-- Begin --

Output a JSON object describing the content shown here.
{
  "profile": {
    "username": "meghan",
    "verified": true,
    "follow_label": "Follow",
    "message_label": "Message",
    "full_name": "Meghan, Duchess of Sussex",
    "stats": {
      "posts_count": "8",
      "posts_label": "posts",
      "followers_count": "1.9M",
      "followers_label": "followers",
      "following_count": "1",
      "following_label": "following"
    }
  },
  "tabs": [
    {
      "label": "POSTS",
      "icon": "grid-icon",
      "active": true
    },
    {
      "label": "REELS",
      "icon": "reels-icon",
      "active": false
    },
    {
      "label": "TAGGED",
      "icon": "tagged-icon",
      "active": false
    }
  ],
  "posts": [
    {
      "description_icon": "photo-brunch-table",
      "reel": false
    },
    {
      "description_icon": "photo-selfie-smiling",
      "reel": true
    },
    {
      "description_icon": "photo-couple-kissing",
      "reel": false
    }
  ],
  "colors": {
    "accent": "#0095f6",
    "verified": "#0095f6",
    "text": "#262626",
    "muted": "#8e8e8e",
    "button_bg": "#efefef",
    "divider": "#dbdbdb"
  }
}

-- End --

Copy every line exactly. Leave nothing out.

### SOLUTION
Output a JSON object describing the content shown here.
{
  "profile": {
    "username": "meghan",
    "verified": true,
    "follow_label": "Follow",
    "message_label": "Message",
    "full_name": "Meghan, Duchess of Sussex",
    "stats": {
      "posts_count": "8",
      "posts_label": "posts",
      "followers_count": "1.9M",
      "followers_label": "followers",
      "following_count": "1",
      "following_label": "following"
    }
  },
  "tabs": [
    {
      "label": "POSTS",
      "icon": "grid-icon",
      "active": true
    },
    {
      "label": "REELS",
      "icon": "reels-icon",
      "active": false
    },
    {
      "label": "TAGGED",
      "icon": "tagged-icon",
      "active": false
    }
  ],
  "posts": [
    {
      "description_icon": "photo-brunch-table",
      "reel": false
    },
    {
      "description_icon": "photo-selfie-smiling",
      "reel": true
    },
    {
      "description_icon": "photo-couple-kissing",
      "reel": false
    }
  ],
  "colors": {
    "accent": "#0095f6",
    "verified": "#0095f6",
    "text": "#262626",
    "muted": "#8e8e8e",
    "button_bg": "#efefef",
    "divider": "#dbdbdb"
  }
}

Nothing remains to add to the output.